PROBLEM DETAILS: Go through the entries and transcribe each one exactly, dropping the pictures.

[begin INPUT]

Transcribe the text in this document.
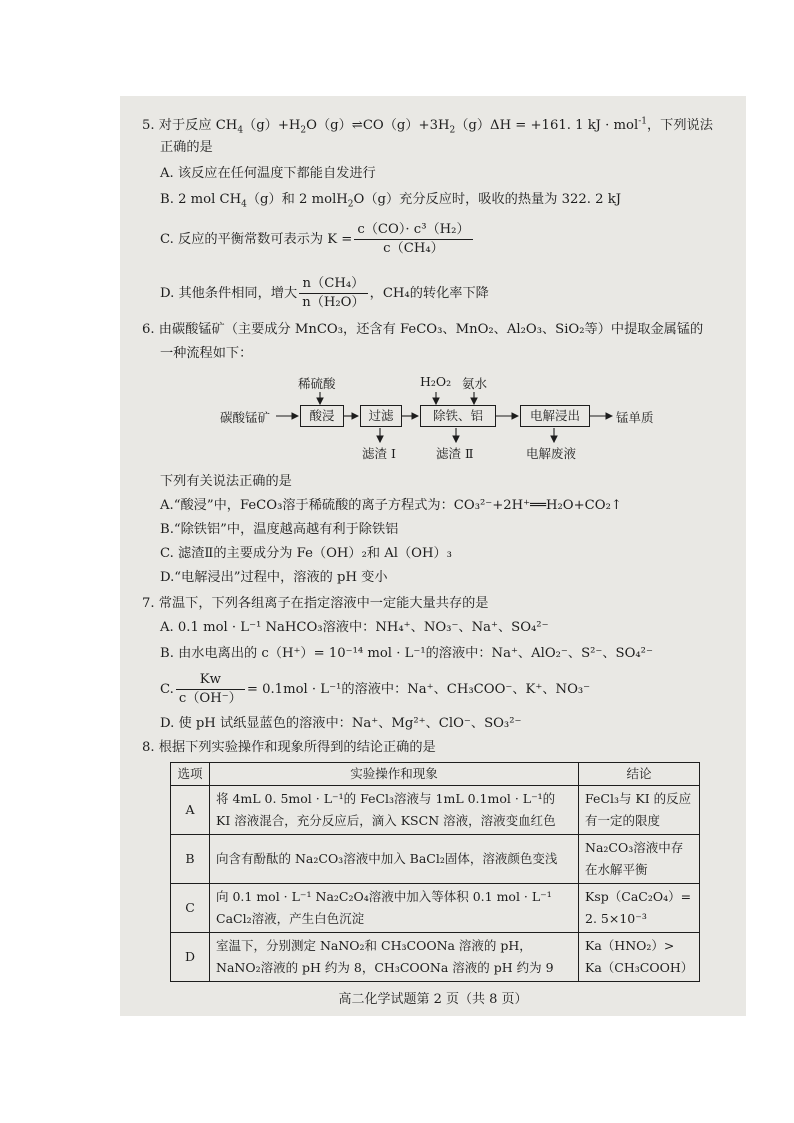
5. 对于反应 $CH_4(g)+H_2O(g)\rightleftharpoons CO(g)+3H_2(g)\Delta H = +161$. 1 kJ · mol$^{-1}$，下列说法
正确的是
A. 该反应在任何温度下都能自发进行
B. 2 mol $CH_4(g)$和 2 molH$_2$O（g）充分反应时，吸收的热量为 322. 2 kJ
C. 反应的平衡常数可表示为 $K = \frac{\text{c（CO）· c³（H₂）}}{\text{c（CH₄）}}$
D. 其他条件相同，增大 $\frac{\text{n（CH₄）}}{\text{n（H₂O）}}$ ，CH₄的转化率下降
6. 由碳酸锰矿（主要成分 MnCO₃，还含有 FeCO₃、MnO₂、Al₂O₃、SiO₂等）中提取金属锰的
一种流程如下：
碳酸锰矿
稀硫酸
酸浸	过滤
滤渣 Ⅰ
H₂O₂ 氨水
除铁、铝
滤渣 Ⅱ
电解浸出
电解废液
锰单质
下列有关说法正确的是
A.“酸浸”中，FeCO₃溶于稀硫酸的离子方程式为：CO₃²⁻+2H⁺══H₂O+CO₂↑
B.“除铁铝”中，温度越高越有利于除铁铝
C. 滤渣Ⅱ的主要成分为 Fe（OH）₂和 Al（OH）₃
D.“电解浸出”过程中，溶液的 pH 变小
7. 常温下，下列各组离子在指定溶液中一定能大量共存的是
A. 0.1 mol · L⁻¹ NaHCO₃溶液中：NH₄⁺、NO₃⁻、Na⁺、SO₄²⁻
B. 由水电离出的 c（H⁺）= 10⁻¹⁴ mol · L⁻¹的溶液中：Na⁺、AlO₂⁻、S²⁻、SO₄²⁻
C. $\frac{Kw}{c(OH^-)} = 0.1mol \cdot L^{-1}$的溶液中：Na⁺、CH₃COO⁻、K⁺、NO₃⁻
D. 使 pH 试纸显蓝色的溶液中：Na⁺、Mg²⁺、ClO⁻、SO₃²⁻
8. 根据下列实验操作和现象所得到的结论正确的是
选项	实验操作和现象	结论
A	将 4mL 0. 5mol · L⁻¹的 FeCl₃溶液与 1mL 0.1mol · L⁻¹的 KI 溶液混合，充分反应后，滴入 KSCN 溶液，溶液变血红色	FeCl₃与 KI 的反应有一定的限度
B	向含有酚酞的 Na₂CO₃溶液中加入 BaCl₂固体，溶液颜色变浅	Na₂CO₃溶液中存在水解平衡
C	向 0.1 mol · L⁻¹ Na₂C₂O₄溶液中加入等体积 0.1 mol · L⁻¹ CaCl₂溶液，产生白色沉淀	Ksp（CaC₂O₄）= 2. 5×10⁻³
D	室温下，分别测定 NaNO₂和 CH₃COONa 溶液的 pH，NaNO₂溶液的 pH 约为 8，CH₃COONa 溶液的 pH 约为 9	Ka（HNO₂）> Ka（CH₃COOH）
高二化学试题第 2 页（共 8 页）
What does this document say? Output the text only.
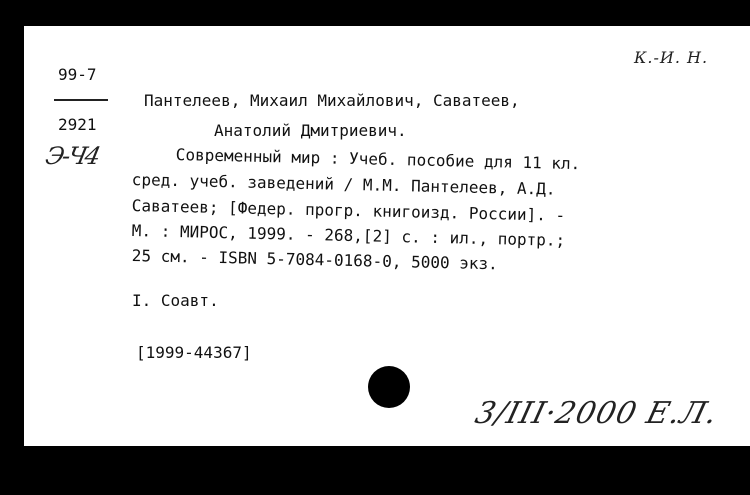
99-7
2921
Э-Ч4
К.-И. Н.
Пантелеев, Михаил Михайлович, Саватеев,
Анатолий Дмитриевич.
Современный мир : Учеб. пособие для 11 кл.
сред. учеб. заведений / М.М. Пантелеев, А.Д.
Саватеев; [Федер. прогр. книгоизд. России]. -
М. : МИРОС, 1999. - 268,[2] с. : ил., портр.;
25 см. - ISBN 5-7084-0168-0, 5000 экз.
I. Соавт.
[1999-44367]
3/III·2000 Е.Л.
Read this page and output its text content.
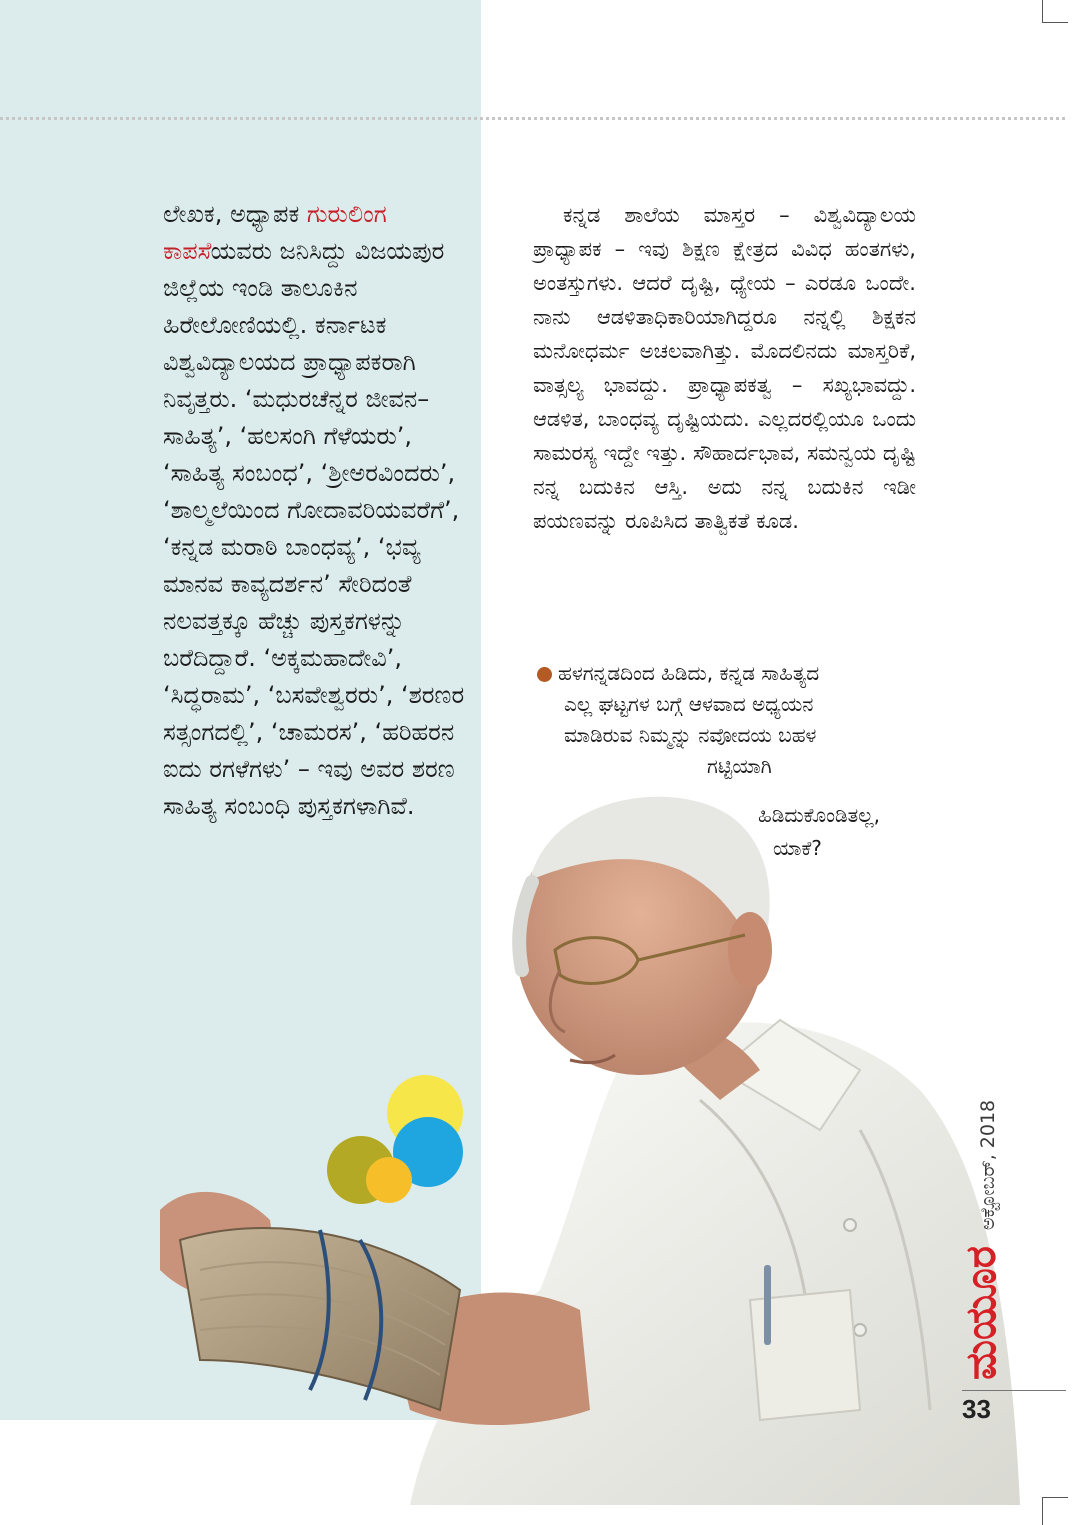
ಲೇಖಕ, ಅಧ್ಯಾಪಕ ಗುರುಲಿಂಗ ಕಾಪಸೆಯವರು ಜನಿಸಿದ್ದು ವಿಜಯಪುರ ಜಿಲ್ಲೆಯ ಇಂಡಿ ತಾಲೂಕಿನ ಹಿರೇಲೋಣಿಯಲ್ಲಿ. ಕರ್ನಾಟಕ ವಿಶ್ವವಿದ್ಯಾಲಯದ ಪ್ರಾಧ್ಯಾಪಕರಾಗಿ ನಿವೃತ್ತರು. ‘ಮಧುರಚೆನ್ನರ ಜೀವನ–ಸಾಹಿತ್ಯ’, ‘ಹಲಸಂಗಿ ಗೆಳೆಯರು’, ‘ಸಾಹಿತ್ಯ ಸಂಬಂಧ’, ‘ಶ್ರೀಅರವಿಂದರು’, ‘ಶಾಲ್ಮಲೆಯಿಂದ ಗೋದಾವರಿಯವರೆಗೆ’, ‘ಕನ್ನಡ ಮರಾಠಿ ಬಾಂಧವ್ಯ’, ‘ಭವ್ಯ ಮಾನವ ಕಾವ್ಯದರ್ಶನ’ ಸೇರಿದಂತೆ ನಲವತ್ತಕ್ಕೂ ಹೆಚ್ಚು ಪುಸ್ತಕಗಳನ್ನು ಬರೆದಿದ್ದಾರೆ. ‘ಅಕ್ಕಮಹಾದೇವಿ’, ‘ಸಿದ್ಧರಾಮ’, ‘ಬಸವೇಶ್ವರರು’, ‘ಶರಣರ ಸತ್ಸಂಗದಲ್ಲಿ’, ‘ಚಾಮರಸ’, ‘ಹರಿಹರನ ಐದು ರಗಳೆಗಳು’ – ಇವು ಅವರ ಶರಣ ಸಾಹಿತ್ಯ ಸಂಬಂಧಿ ಪುಸ್ತಕಗಳಾಗಿವೆ.
ಕನ್ನಡ ಶಾಲೆಯ ಮಾಸ್ತರ – ವಿಶ್ವವಿದ್ಯಾಲಯ ಪ್ರಾಧ್ಯಾಪಕ – ಇವು ಶಿಕ್ಷಣ ಕ್ಷೇತ್ರದ ವಿವಿಧ ಹಂತಗಳು, ಅಂತಸ್ತುಗಳು. ಆದರೆ ದೃಷ್ಟಿ, ಧ್ಯೇಯ – ಎರಡೂ ಒಂದೇ. ನಾನು ಆಡಳಿತಾಧಿಕಾರಿಯಾಗಿದ್ದರೂ ನನ್ನಲ್ಲಿ ಶಿಕ್ಷಕನ ಮನೋಧರ್ಮ ಅಚಲವಾಗಿತ್ತು. ಮೊದಲಿನದು ಮಾಸ್ತರಿಕೆ, ವಾತ್ಸಲ್ಯ ಭಾವದ್ದು. ಪ್ರಾಧ್ಯಾಪಕತ್ವ – ಸಖ್ಯಭಾವದ್ದು. ಆಡಳಿತ, ಬಾಂಧವ್ಯ ದೃಷ್ಟಿಯದು. ಎಲ್ಲದರಲ್ಲಿಯೂ ಒಂದು ಸಾಮರಸ್ಯ ಇದ್ದೇ ಇತ್ತು. ಸೌಹಾರ್ದಭಾವ, ಸಮನ್ವಯ ದೃಷ್ಟಿ ನನ್ನ ಬದುಕಿನ ಆಸ್ತಿ. ಅದು ನನ್ನ ಬದುಕಿನ ಇಡೀ ಪಯಣವನ್ನು ರೂಪಿಸಿದ ತಾತ್ವಿಕತೆ ಕೂಡ.
ಹಳಗನ್ನಡದಿಂದ ಹಿಡಿದು, ಕನ್ನಡ ಸಾಹಿತ್ಯದ
ಎಲ್ಲ ಘಟ್ಟಗಳ ಬಗ್ಗೆ ಆಳವಾದ ಅಧ್ಯಯನ
ಮಾಡಿರುವ ನಿಮ್ಮನ್ನು ನವೋದಯ ಬಹಳ
ಗಟ್ಟಿಯಾಗಿ
ಹಿಡಿದುಕೊಂಡಿತಲ್ಲ,
ಯಾಕೆ?
ಅಕ್ಟೋಬರ್, 2018
ಮಯೂರ
33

[end INPUT]

TASK OUTPUT:
Transcribe the text in this document.
5. 对于反应 $CH_4(g)+H_2O(g)\rightleftharpoons CO(g)+3H_2(g)\Delta H = +161$. 1 kJ · mol$^{-1}$，下列说法
正确的是
A. 该反应在任何温度下都能自发进行
B. 2 mol $CH_4(g)$和 2 molH$_2$O（g）充分反应时，吸收的热量为 322. 2 kJ
C. 反应的平衡常数可表示为 $K = \frac{\text{c（CO）· c³（H₂）}}{\text{c（CH₄）}}$
D. 其他条件相同，增大 $\frac{\text{n（CH₄）}}{\text{n（H₂O）}}$ ，CH₄的转化率下降
6. 由碳酸锰矿（主要成分 MnCO₃，还含有 FeCO₃、MnO₂、Al₂O₃、SiO₂等）中提取金属锰的
一种流程如下：
碳酸锰矿
稀硫酸
酸浸	过滤
滤渣 Ⅰ
H₂O₂ 氨水
除铁、铝
滤渣 Ⅱ
电解浸出
电解废液
锰单质
下列有关说法正确的是
A.“酸浸”中，FeCO₃溶于稀硫酸的离子方程式为：CO₃²⁻+2H⁺══H₂O+CO₂↑
B.“除铁铝”中，温度越高越有利于除铁铝
C. 滤渣Ⅱ的主要成分为 Fe（OH）₂和 Al（OH）₃
D.“电解浸出”过程中，溶液的 pH 变小
7. 常温下，下列各组离子在指定溶液中一定能大量共存的是
A. 0.1 mol · L⁻¹ NaHCO₃溶液中：NH₄⁺、NO₃⁻、Na⁺、SO₄²⁻
B. 由水电离出的 c（H⁺）= 10⁻¹⁴ mol · L⁻¹的溶液中：Na⁺、AlO₂⁻、S²⁻、SO₄²⁻
C. $\frac{Kw}{c(OH^-)} = 0.1mol \cdot L^{-1}$的溶液中：Na⁺、CH₃COO⁻、K⁺、NO₃⁻
D. 使 pH 试纸显蓝色的溶液中：Na⁺、Mg²⁺、ClO⁻、SO₃²⁻
8. 根据下列实验操作和现象所得到的结论正确的是
选项	实验操作和现象	结论
A	将 4mL 0. 5mol · L⁻¹的 FeCl₃溶液与 1mL 0.1mol · L⁻¹的 KI 溶液混合，充分反应后，滴入 KSCN 溶液，溶液变血红色	FeCl₃与 KI 的反应有一定的限度
B	向含有酚酞的 Na₂CO₃溶液中加入 BaCl₂固体，溶液颜色变浅	Na₂CO₃溶液中存在水解平衡
C	向 0.1 mol · L⁻¹ Na₂C₂O₄溶液中加入等体积 0.1 mol · L⁻¹ CaCl₂溶液，产生白色沉淀	Ksp（CaC₂O₄）= 2. 5×10⁻³
D	室温下，分别测定 NaNO₂和 CH₃COONa 溶液的 pH，NaNO₂溶液的 pH 约为 8，CH₃COONa 溶液的 pH 约为 9	Ka（HNO₂）> Ka（CH₃COOH）
高二化学试题第 2 页（共 8 页）
What does this document say? Output the text only.
99-7
2921
Э-Ч4
К.-И. Н.
Пантелеев, Михаил Михайлович, Саватеев,
Анатолий Дмитриевич.
Современный мир : Учеб. пособие для 11 кл.
сред. учеб. заведений / М.М. Пантелеев, А.Д.
Саватеев; [Федер. прогр. книгоизд. России]. -
М. : МИРОС, 1999. - 268,[2] с. : ил., портр.;
25 см. - ISBN 5-7084-0168-0, 5000 экз.
I. Соавт.
[1999-44367]
3/III·2000 Е.Л.
Read this page and output its text content.
ಲೇಖಕ, ಅಧ್ಯಾಪಕ ಗುರುಲಿಂಗ ಕಾಪಸೆಯವರು ಜನಿಸಿದ್ದು ವಿಜಯಪುರ ಜಿಲ್ಲೆಯ ಇಂಡಿ ತಾಲೂಕಿನ ಹಿರೇಲೋಣಿಯಲ್ಲಿ. ಕರ್ನಾಟಕ ವಿಶ್ವವಿದ್ಯಾಲಯದ ಪ್ರಾಧ್ಯಾಪಕರಾಗಿ ನಿವೃತ್ತರು. ‘ಮಧುರಚೆನ್ನರ ಜೀವನ–ಸಾಹಿತ್ಯ’, ‘ಹಲಸಂಗಿ ಗೆಳೆಯರು’, ‘ಸಾಹಿತ್ಯ ಸಂಬಂಧ’, ‘ಶ್ರೀಅರವಿಂದರು’, ‘ಶಾಲ್ಮಲೆಯಿಂದ ಗೋದಾವರಿಯವರೆಗೆ’, ‘ಕನ್ನಡ ಮರಾಠಿ ಬಾಂಧವ್ಯ’, ‘ಭವ್ಯ ಮಾನವ ಕಾವ್ಯದರ್ಶನ’ ಸೇರಿದಂತೆ ನಲವತ್ತಕ್ಕೂ ಹೆಚ್ಚು ಪುಸ್ತಕಗಳನ್ನು ಬರೆದಿದ್ದಾರೆ. ‘ಅಕ್ಕಮಹಾದೇವಿ’, ‘ಸಿದ್ಧರಾಮ’, ‘ಬಸವೇಶ್ವರರು’, ‘ಶರಣರ ಸತ್ಸಂಗದಲ್ಲಿ’, ‘ಚಾಮರಸ’, ‘ಹರಿಹರನ ಐದು ರಗಳೆಗಳು’ – ಇವು ಅವರ ಶರಣ ಸಾಹಿತ್ಯ ಸಂಬಂಧಿ ಪುಸ್ತಕಗಳಾಗಿವೆ.
ಕನ್ನಡ ಶಾಲೆಯ ಮಾಸ್ತರ – ವಿಶ್ವವಿದ್ಯಾಲಯ ಪ್ರಾಧ್ಯಾಪಕ – ಇವು ಶಿಕ್ಷಣ ಕ್ಷೇತ್ರದ ವಿವಿಧ ಹಂತಗಳು, ಅಂತಸ್ತುಗಳು. ಆದರೆ ದೃಷ್ಟಿ, ಧ್ಯೇಯ – ಎರಡೂ ಒಂದೇ. ನಾನು ಆಡಳಿತಾಧಿಕಾರಿಯಾಗಿದ್ದರೂ ನನ್ನಲ್ಲಿ ಶಿಕ್ಷಕನ ಮನೋಧರ್ಮ ಅಚಲವಾಗಿತ್ತು. ಮೊದಲಿನದು ಮಾಸ್ತರಿಕೆ, ವಾತ್ಸಲ್ಯ ಭಾವದ್ದು. ಪ್ರಾಧ್ಯಾಪಕತ್ವ – ಸಖ್ಯಭಾವದ್ದು. ಆಡಳಿತ, ಬಾಂಧವ್ಯ ದೃಷ್ಟಿಯದು. ಎಲ್ಲದರಲ್ಲಿಯೂ ಒಂದು ಸಾಮರಸ್ಯ ಇದ್ದೇ ಇತ್ತು. ಸೌಹಾರ್ದಭಾವ, ಸಮನ್ವಯ ದೃಷ್ಟಿ ನನ್ನ ಬದುಕಿನ ಆಸ್ತಿ. ಅದು ನನ್ನ ಬದುಕಿನ ಇಡೀ ಪಯಣವನ್ನು ರೂಪಿಸಿದ ತಾತ್ವಿಕತೆ ಕೂಡ.
ಹಳಗನ್ನಡದಿಂದ ಹಿಡಿದು, ಕನ್ನಡ ಸಾಹಿತ್ಯದ
ಎಲ್ಲ ಘಟ್ಟಗಳ ಬಗ್ಗೆ ಆಳವಾದ ಅಧ್ಯಯನ
ಮಾಡಿರುವ ನಿಮ್ಮನ್ನು ನವೋದಯ ಬಹಳ
ಗಟ್ಟಿಯಾಗಿ
ಹಿಡಿದುಕೊಂಡಿತಲ್ಲ,
ಯಾಕೆ?
ಅಕ್ಟೋಬರ್, 2018
ಮಯೂರ
33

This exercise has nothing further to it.